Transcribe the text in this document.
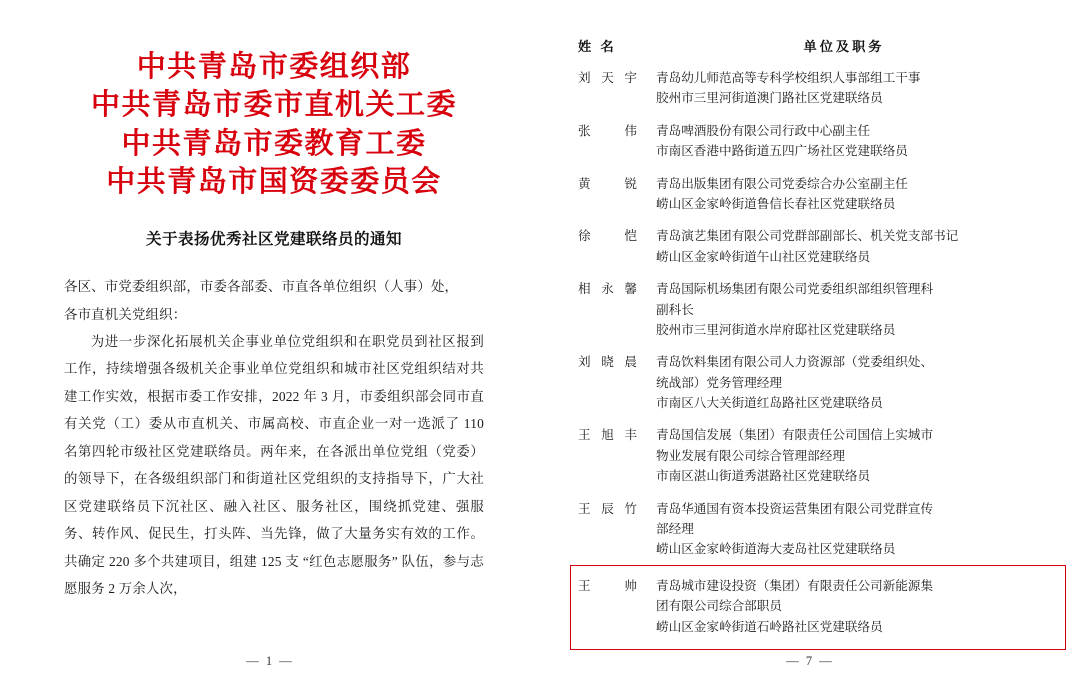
中共青岛市委组织部
中共青岛市委市直机关工委
中共青岛市委教育工委
中共青岛市国资委委员会
关于表扬优秀社区党建联络员的通知

各区、市党委组织部，市委各部委、市直各单位组织（人事）处，

各市直机关党组织：

为进一步深化拓展机关企事业单位党组织和在职党员到社区报到工作，持续增强各级机关企事业单位党组织和城市社区党组织结对共建工作实效，根据市委工作安排，2022 年 3 月，市委组织部会同市直有关党（工）委从市直机关、市属高校、市直企业一对一选派了 110 名第四轮市级社区党建联络员。两年来，在各派出单位党组（党委）的领导下，在各级组织部门和街道社区党组织的支持指导下，广大社区党建联络员下沉社区、融入社区、服务社区，围绕抓党建、强服务、转作风、促民生，打头阵、当先锋，做了大量务实有效的工作。共确定 220 多个共建项目，组建 125 支 “红色志愿服务” 队伍，参与志愿服务 2 万余人次，

— 1 —
姓 名	单位及职务
刘天宇	青岛幼儿师范高等专科学校组织人事部组工干事
胶州市三里河街道澳门路社区党建联络员

张 伟	青岛啤酒股份有限公司行政中心副主任
市南区香港中路街道五四广场社区党建联络员

黄 锐	青岛出版集团有限公司党委综合办公室副主任
崂山区金家岭街道鲁信长春社区党建联络员

徐 恺	青岛演艺集团有限公司党群部副部长、机关党支部书记
崂山区金家岭街道午山社区党建联络员

相永馨	青岛国际机场集团有限公司党委组织部组织管理科
副科长
胶州市三里河街道水岸府邸社区党建联络员

刘晓晨	青岛饮料集团有限公司人力资源部（党委组织处、
统战部）党务管理经理
市南区八大关街道红岛路社区党建联络员

王旭丰	青岛国信发展（集团）有限责任公司国信上实城市
物业发展有限公司综合管理部经理
市南区湛山街道秀湛路社区党建联络员

王辰竹	青岛华通国有资本投资运营集团有限公司党群宣传
部经理
崂山区金家岭街道海大麦岛社区党建联络员

王 帅	青岛城市建设投资（集团）有限责任公司新能源集
团有限公司综合部职员
崂山区金家岭街道石岭路社区党建联络员
— 7 —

=======

> _INSTRUCTIONS TO FOLLOW_: Keep the pictures out and write out the records exactly.

> _ANSWER IN FULL_:
Transcribe the text in this document.
中共青岛市委组织部
中共青岛市委市直机关工委
中共青岛市委教育工委
中共青岛市国资委委员会
关于表扬优秀社区党建联络员的通知

各区、市党委组织部，市委各部委、市直各单位组织（人事）处，

各市直机关党组织：

为进一步深化拓展机关企事业单位党组织和在职党员到社区报到工作，持续增强各级机关企事业单位党组织和城市社区党组织结对共建工作实效，根据市委工作安排，2022 年 3 月，市委组织部会同市直有关党（工）委从市直机关、市属高校、市直企业一对一选派了 110 名第四轮市级社区党建联络员。两年来，在各派出单位党组（党委）的领导下，在各级组织部门和街道社区党组织的支持指导下，广大社区党建联络员下沉社区、融入社区、服务社区，围绕抓党建、强服务、转作风、促民生，打头阵、当先锋，做了大量务实有效的工作。共确定 220 多个共建项目，组建 125 支 “红色志愿服务” 队伍，参与志愿服务 2 万余人次，

— 1 —
姓 名	单位及职务
刘天宇	青岛幼儿师范高等专科学校组织人事部组工干事
胶州市三里河街道澳门路社区党建联络员

张 伟	青岛啤酒股份有限公司行政中心副主任
市南区香港中路街道五四广场社区党建联络员

黄 锐	青岛出版集团有限公司党委综合办公室副主任
崂山区金家岭街道鲁信长春社区党建联络员

徐 恺	青岛演艺集团有限公司党群部副部长、机关党支部书记
崂山区金家岭街道午山社区党建联络员

相永馨	青岛国际机场集团有限公司党委组织部组织管理科
副科长
胶州市三里河街道水岸府邸社区党建联络员

刘晓晨	青岛饮料集团有限公司人力资源部（党委组织处、
统战部）党务管理经理
市南区八大关街道红岛路社区党建联络员

王旭丰	青岛国信发展（集团）有限责任公司国信上实城市
物业发展有限公司综合管理部经理
市南区湛山街道秀湛路社区党建联络员

王辰竹	青岛华通国有资本投资运营集团有限公司党群宣传
部经理
崂山区金家岭街道海大麦岛社区党建联络员

王 帅	青岛城市建设投资（集团）有限责任公司新能源集
团有限公司综合部职员
崂山区金家岭街道石岭路社区党建联络员
— 7 —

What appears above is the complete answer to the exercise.